• **Instruction**: Each line that contains the word "screenshot" counts once; give the total for the records below and nothing else.

• **Recorded information**:
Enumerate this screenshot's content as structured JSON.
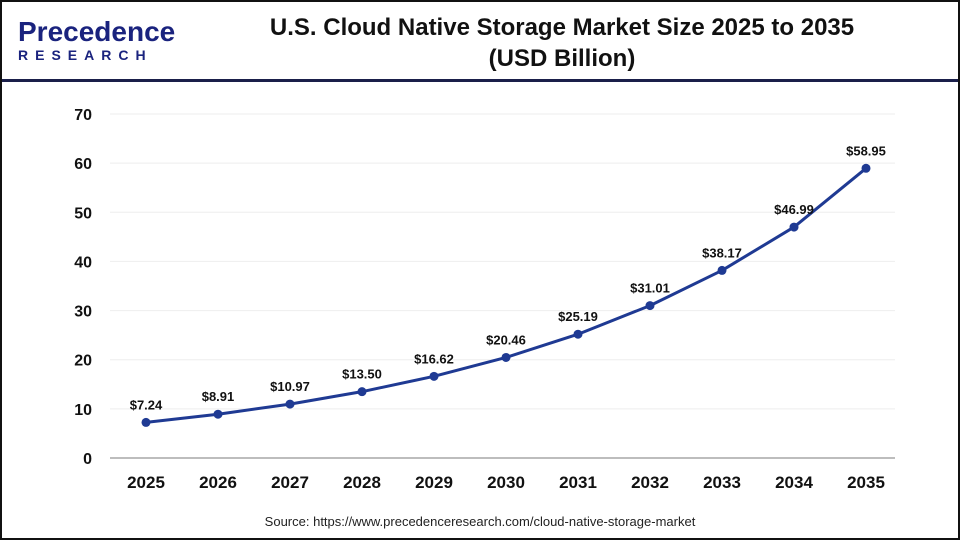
{
  "header": {
    "logo_text": "Precedence",
    "logo_sub": "RESEARCH",
    "title_line1": "U.S. Cloud Native Storage Market Size 2025 to 2035",
    "title_line2": "(USD Billion)"
  },
  "source": "Source: https://www.precedenceresearch.com/cloud-native-storage-market",
  "chart_data": {
    "type": "line",
    "title": "U.S. Cloud Native Storage Market Size 2025 to 2035 (USD Billion)",
    "xlabel": "",
    "ylabel": "",
    "categories": [
      "2025",
      "2026",
      "2027",
      "2028",
      "2029",
      "2030",
      "2031",
      "2032",
      "2033",
      "2034",
      "2035"
    ],
    "values": [
      7.24,
      8.91,
      10.97,
      13.5,
      16.62,
      20.46,
      25.19,
      31.01,
      38.17,
      46.99,
      58.95
    ],
    "data_labels": [
      "$7.24",
      "$8.91",
      "$10.97",
      "$13.50",
      "$16.62",
      "$20.46",
      "$25.19",
      "$31.01",
      "$38.17",
      "$46.99",
      "$58.95"
    ],
    "ylim": [
      0,
      70
    ],
    "yticks": [
      0,
      10,
      20,
      30,
      40,
      50,
      60,
      70
    ],
    "grid": true,
    "line_color": "#1f3a93"
  }
}
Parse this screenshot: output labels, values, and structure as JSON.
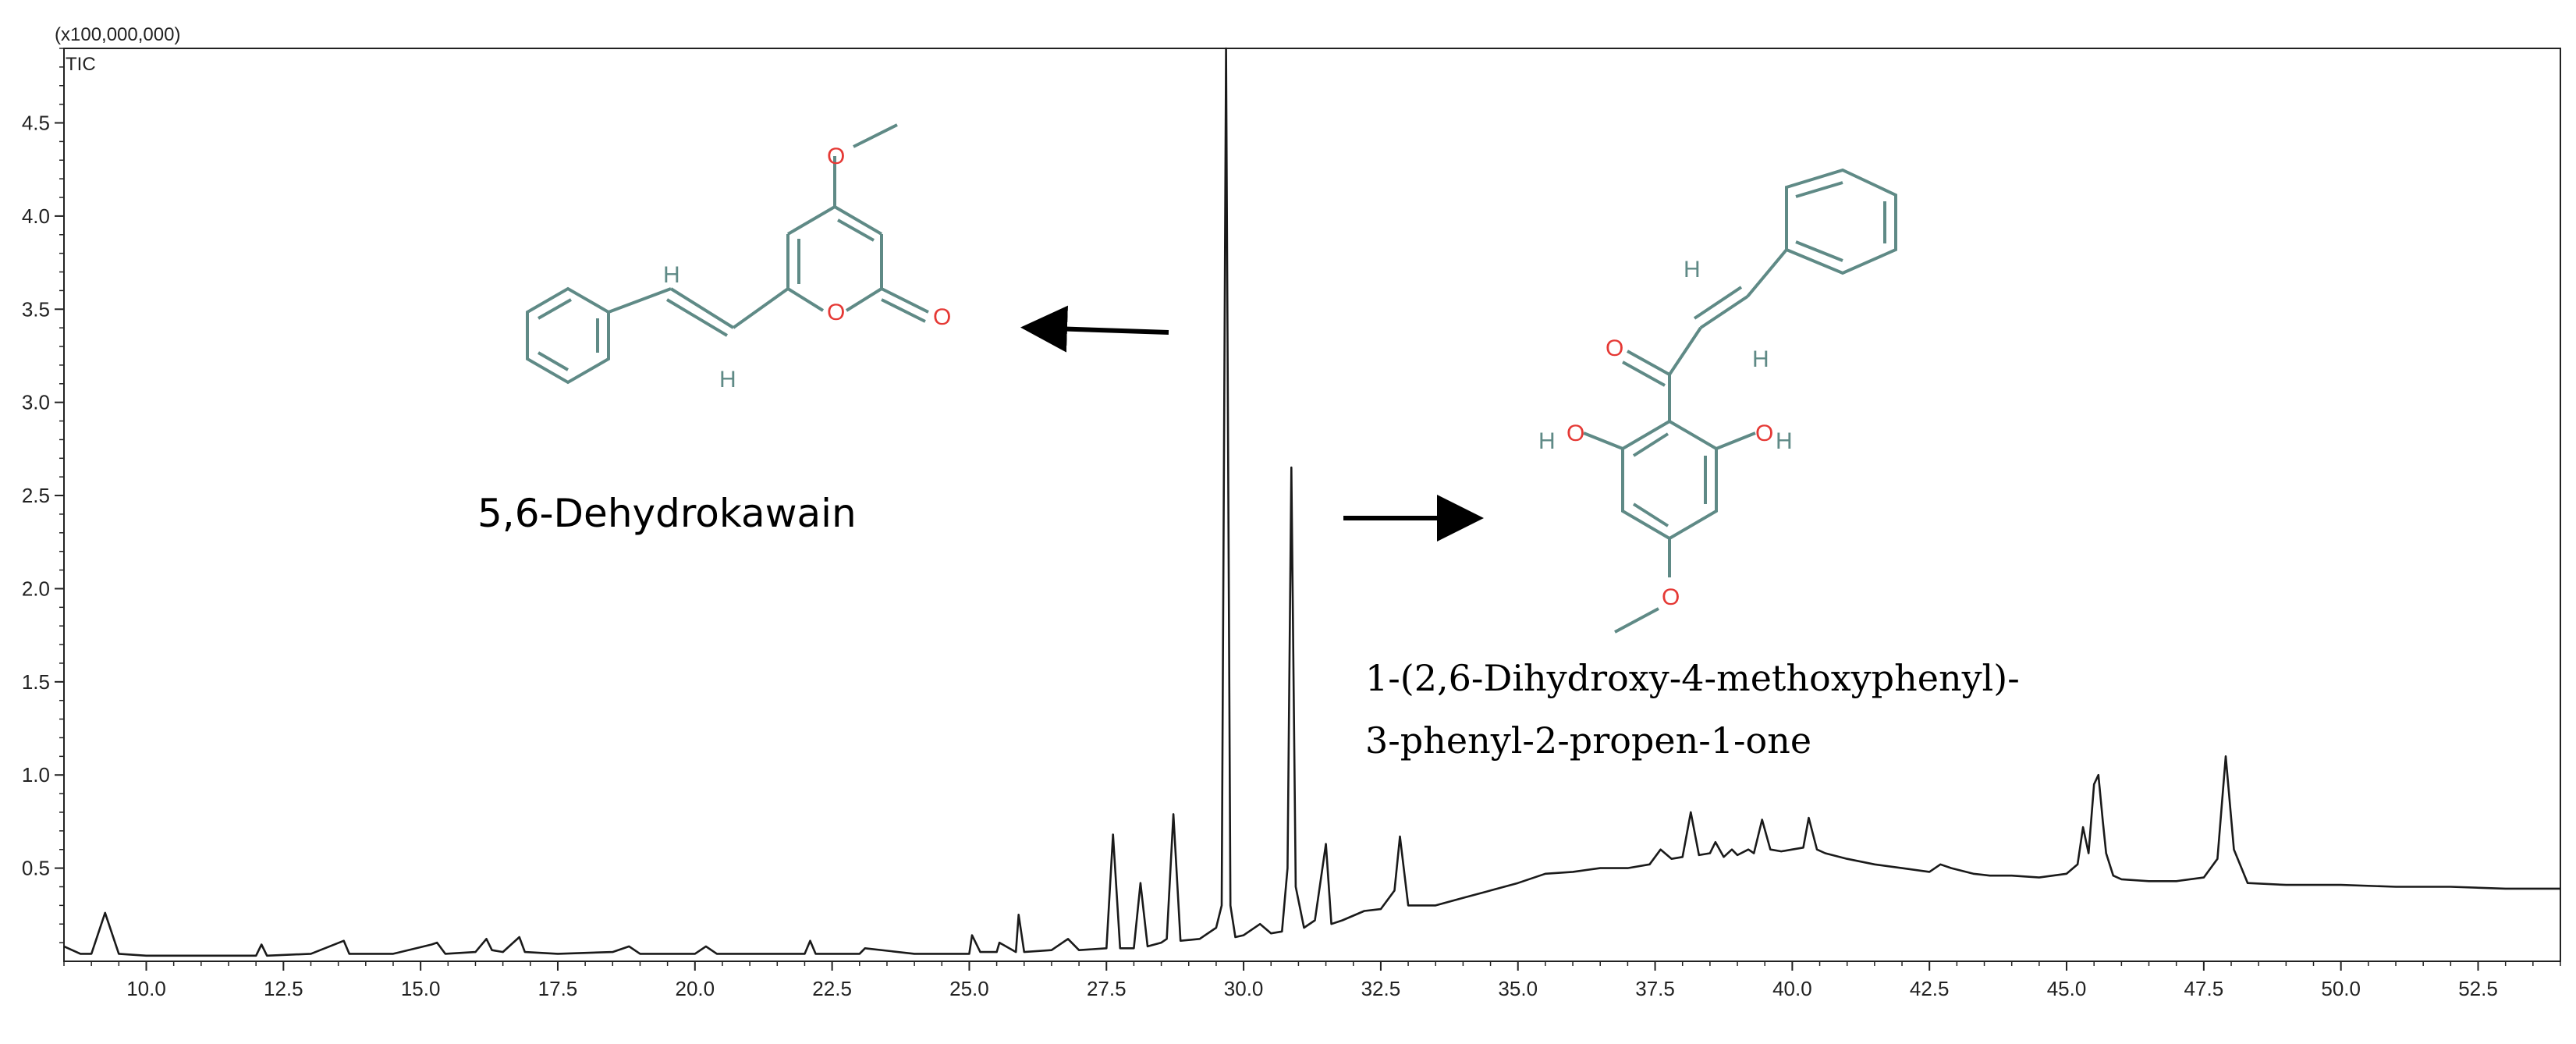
{
  "chart_data": {
    "type": "line",
    "title": "",
    "xlabel": "",
    "ylabel": "",
    "y_scale_label": "(x100,000,000)",
    "series_label": "TIC",
    "xlim": [
      8.5,
      54.0
    ],
    "ylim": [
      0,
      4.9
    ],
    "x_ticks": [
      10.0,
      12.5,
      15.0,
      17.5,
      20.0,
      22.5,
      25.0,
      27.5,
      30.0,
      32.5,
      35.0,
      37.5,
      40.0,
      42.5,
      45.0,
      47.5,
      50.0,
      52.5
    ],
    "x_tick_labels": [
      "10.0",
      "12.5",
      "15.0",
      "17.5",
      "20.0",
      "22.5",
      "25.0",
      "27.5",
      "30.0",
      "32.5",
      "35.0",
      "37.5",
      "40.0",
      "42.5",
      "45.0",
      "47.5",
      "50.0",
      "52.5"
    ],
    "y_ticks": [
      0.5,
      1.0,
      1.5,
      2.0,
      2.5,
      3.0,
      3.5,
      4.0,
      4.5
    ],
    "y_tick_labels": [
      "0.5",
      "1.0",
      "1.5",
      "2.0",
      "2.5",
      "3.0",
      "3.5",
      "4.0",
      "4.5"
    ],
    "grid": false,
    "x": [
      8.5,
      8.8,
      9.0,
      9.25,
      9.5,
      10.0,
      11.0,
      12.0,
      12.1,
      12.2,
      13.0,
      13.6,
      13.7,
      14.5,
      15.2,
      15.3,
      15.45,
      16.0,
      16.2,
      16.3,
      16.5,
      16.8,
      16.9,
      17.5,
      18.5,
      18.8,
      19.0,
      20.0,
      20.2,
      20.4,
      21.0,
      22.0,
      22.1,
      22.2,
      23.0,
      23.1,
      24.0,
      25.0,
      25.05,
      25.2,
      25.5,
      25.55,
      25.85,
      25.9,
      26.0,
      26.5,
      26.8,
      27.0,
      27.5,
      27.62,
      27.75,
      28.0,
      28.12,
      28.25,
      28.5,
      28.6,
      28.72,
      28.85,
      29.2,
      29.5,
      29.6,
      29.68,
      29.76,
      29.85,
      30.0,
      30.3,
      30.5,
      30.7,
      30.8,
      30.87,
      30.95,
      31.1,
      31.3,
      31.5,
      31.6,
      31.8,
      32.2,
      32.5,
      32.75,
      32.85,
      33.0,
      33.5,
      34.0,
      34.5,
      35.0,
      35.5,
      36.0,
      36.5,
      37.0,
      37.4,
      37.6,
      37.8,
      38.0,
      38.15,
      38.3,
      38.5,
      38.6,
      38.75,
      38.9,
      39.0,
      39.2,
      39.3,
      39.45,
      39.6,
      39.8,
      40.0,
      40.2,
      40.3,
      40.45,
      40.6,
      41.0,
      41.5,
      42.0,
      42.5,
      42.7,
      42.9,
      43.3,
      43.6,
      44.0,
      44.5,
      45.0,
      45.2,
      45.3,
      45.4,
      45.5,
      45.58,
      45.66,
      45.72,
      45.85,
      46.0,
      46.5,
      47.0,
      47.5,
      47.75,
      47.9,
      48.05,
      48.3,
      49.0,
      50.0,
      51.0,
      52.0,
      53.0,
      54.0
    ],
    "series": [
      {
        "name": "TIC",
        "values": [
          0.08,
          0.04,
          0.04,
          0.26,
          0.04,
          0.03,
          0.03,
          0.03,
          0.09,
          0.03,
          0.04,
          0.11,
          0.04,
          0.04,
          0.09,
          0.1,
          0.04,
          0.05,
          0.12,
          0.06,
          0.05,
          0.13,
          0.05,
          0.04,
          0.05,
          0.08,
          0.04,
          0.04,
          0.08,
          0.04,
          0.04,
          0.04,
          0.11,
          0.04,
          0.04,
          0.07,
          0.04,
          0.04,
          0.14,
          0.05,
          0.05,
          0.1,
          0.05,
          0.25,
          0.05,
          0.06,
          0.12,
          0.06,
          0.07,
          0.68,
          0.07,
          0.07,
          0.42,
          0.08,
          0.1,
          0.12,
          0.79,
          0.11,
          0.12,
          0.18,
          0.3,
          4.9,
          0.3,
          0.13,
          0.14,
          0.2,
          0.15,
          0.16,
          0.5,
          2.65,
          0.4,
          0.18,
          0.22,
          0.63,
          0.2,
          0.22,
          0.27,
          0.28,
          0.38,
          0.67,
          0.3,
          0.3,
          0.34,
          0.38,
          0.42,
          0.47,
          0.48,
          0.5,
          0.5,
          0.52,
          0.6,
          0.55,
          0.56,
          0.8,
          0.57,
          0.58,
          0.64,
          0.56,
          0.6,
          0.57,
          0.6,
          0.58,
          0.76,
          0.6,
          0.59,
          0.6,
          0.61,
          0.77,
          0.6,
          0.58,
          0.55,
          0.52,
          0.5,
          0.48,
          0.52,
          0.5,
          0.47,
          0.46,
          0.46,
          0.45,
          0.47,
          0.52,
          0.72,
          0.58,
          0.95,
          1.0,
          0.75,
          0.58,
          0.46,
          0.44,
          0.43,
          0.43,
          0.45,
          0.55,
          1.1,
          0.6,
          0.42,
          0.41,
          0.41,
          0.4,
          0.4,
          0.39,
          0.39
        ]
      }
    ],
    "annotations": [
      {
        "text": "5,6-Dehydrokawain",
        "points_to_x": 29.7
      },
      {
        "text": "1-(2,6-Dihydroxy-4-methoxyphenyl)-",
        "points_to_x": 30.9
      },
      {
        "text": "3-phenyl-2-propen-1-one",
        "points_to_x": 30.9
      }
    ],
    "structure_atoms": {
      "left": [
        "O",
        "H",
        "H",
        "O",
        "O"
      ],
      "right": [
        "H",
        "H",
        "O",
        "O",
        "H",
        "O",
        "H",
        "O"
      ]
    },
    "colors": {
      "trace": "#1a1a1a",
      "bond": "#5f8a86",
      "oxygen": "#e53935",
      "hydrogen": "#5f8a86",
      "arrow": "#000000"
    }
  }
}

• **Answer for the task**: 2